■ Aim ■
Write out each line beneath this one exactly as it reads.

■ Material shown ■
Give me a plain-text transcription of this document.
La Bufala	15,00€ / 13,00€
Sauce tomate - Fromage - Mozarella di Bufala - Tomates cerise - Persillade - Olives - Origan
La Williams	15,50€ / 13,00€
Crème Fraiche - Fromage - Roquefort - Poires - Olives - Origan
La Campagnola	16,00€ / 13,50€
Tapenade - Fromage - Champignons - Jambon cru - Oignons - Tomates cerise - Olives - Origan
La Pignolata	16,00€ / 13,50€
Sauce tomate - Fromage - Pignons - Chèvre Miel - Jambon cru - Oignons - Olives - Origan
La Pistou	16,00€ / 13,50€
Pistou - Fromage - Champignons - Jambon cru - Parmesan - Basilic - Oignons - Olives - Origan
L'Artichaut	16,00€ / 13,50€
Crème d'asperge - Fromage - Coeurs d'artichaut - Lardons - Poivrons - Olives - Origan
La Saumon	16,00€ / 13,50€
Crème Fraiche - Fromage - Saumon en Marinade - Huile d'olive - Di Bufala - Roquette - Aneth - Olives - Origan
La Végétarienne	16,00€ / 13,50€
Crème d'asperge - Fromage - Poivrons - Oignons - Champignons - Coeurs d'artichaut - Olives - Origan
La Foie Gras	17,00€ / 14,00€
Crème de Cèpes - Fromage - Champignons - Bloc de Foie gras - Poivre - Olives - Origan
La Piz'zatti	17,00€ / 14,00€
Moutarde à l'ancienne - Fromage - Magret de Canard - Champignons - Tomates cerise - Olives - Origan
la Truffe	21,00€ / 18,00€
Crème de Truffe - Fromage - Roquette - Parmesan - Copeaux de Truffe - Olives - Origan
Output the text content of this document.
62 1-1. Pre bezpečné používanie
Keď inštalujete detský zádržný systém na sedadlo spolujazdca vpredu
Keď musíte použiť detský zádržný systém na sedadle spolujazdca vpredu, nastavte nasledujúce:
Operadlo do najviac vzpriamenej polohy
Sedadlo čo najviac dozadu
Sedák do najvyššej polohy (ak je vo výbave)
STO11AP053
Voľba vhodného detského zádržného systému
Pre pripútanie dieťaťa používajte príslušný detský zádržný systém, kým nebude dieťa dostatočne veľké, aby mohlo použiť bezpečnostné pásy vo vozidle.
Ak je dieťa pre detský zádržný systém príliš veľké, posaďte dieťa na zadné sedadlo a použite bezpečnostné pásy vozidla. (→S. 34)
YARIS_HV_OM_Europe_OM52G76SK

■ Output for this exercise ■
Give me a plain-text transcription of this document.
La Bufala	15,00€ / 13,00€
Sauce tomate - Fromage - Mozarella di Bufala - Tomates cerise - Persillade - Olives - Origan
La Williams	15,50€ / 13,00€
Crème Fraiche - Fromage - Roquefort - Poires - Olives - Origan
La Campagnola	16,00€ / 13,50€
Tapenade - Fromage - Champignons - Jambon cru - Oignons - Tomates cerise - Olives - Origan
La Pignolata	16,00€ / 13,50€
Sauce tomate - Fromage - Pignons - Chèvre Miel - Jambon cru - Oignons - Olives - Origan
La Pistou	16,00€ / 13,50€
Pistou - Fromage - Champignons - Jambon cru - Parmesan - Basilic - Oignons - Olives - Origan
L'Artichaut	16,00€ / 13,50€
Crème d'asperge - Fromage - Coeurs d'artichaut - Lardons - Poivrons - Olives - Origan
La Saumon	16,00€ / 13,50€
Crème Fraiche - Fromage - Saumon en Marinade - Huile d'olive - Di Bufala - Roquette - Aneth - Olives - Origan
La Végétarienne	16,00€ / 13,50€
Crème d'asperge - Fromage - Poivrons - Oignons - Champignons - Coeurs d'artichaut - Olives - Origan
La Foie Gras	17,00€ / 14,00€
Crème de Cèpes - Fromage - Champignons - Bloc de Foie gras - Poivre - Olives - Origan
La Piz'zatti	17,00€ / 14,00€
Moutarde à l'ancienne - Fromage - Magret de Canard - Champignons - Tomates cerise - Olives - Origan
la Truffe	21,00€ / 18,00€
Crème de Truffe - Fromage - Roquette - Parmesan - Copeaux de Truffe - Olives - Origan
Output the text content of this document.
62 1-1. Pre bezpečné používanie
Keď inštalujete detský zádržný systém na sedadlo spolujazdca vpredu
Keď musíte použiť detský zádržný systém na sedadle spolujazdca vpredu, nastavte nasledujúce:
Operadlo do najviac vzpriamenej polohy
Sedadlo čo najviac dozadu
Sedák do najvyššej polohy (ak je vo výbave)
STO11AP053
Voľba vhodného detského zádržného systému
Pre pripútanie dieťaťa používajte príslušný detský zádržný systém, kým nebude dieťa dostatočne veľké, aby mohlo použiť bezpečnostné pásy vo vozidle.
Ak je dieťa pre detský zádržný systém príliš veľké, posaďte dieťa na zadné sedadlo a použite bezpečnostné pásy vozidla. (→S. 34)
YARIS_HV_OM_Europe_OM52G76SK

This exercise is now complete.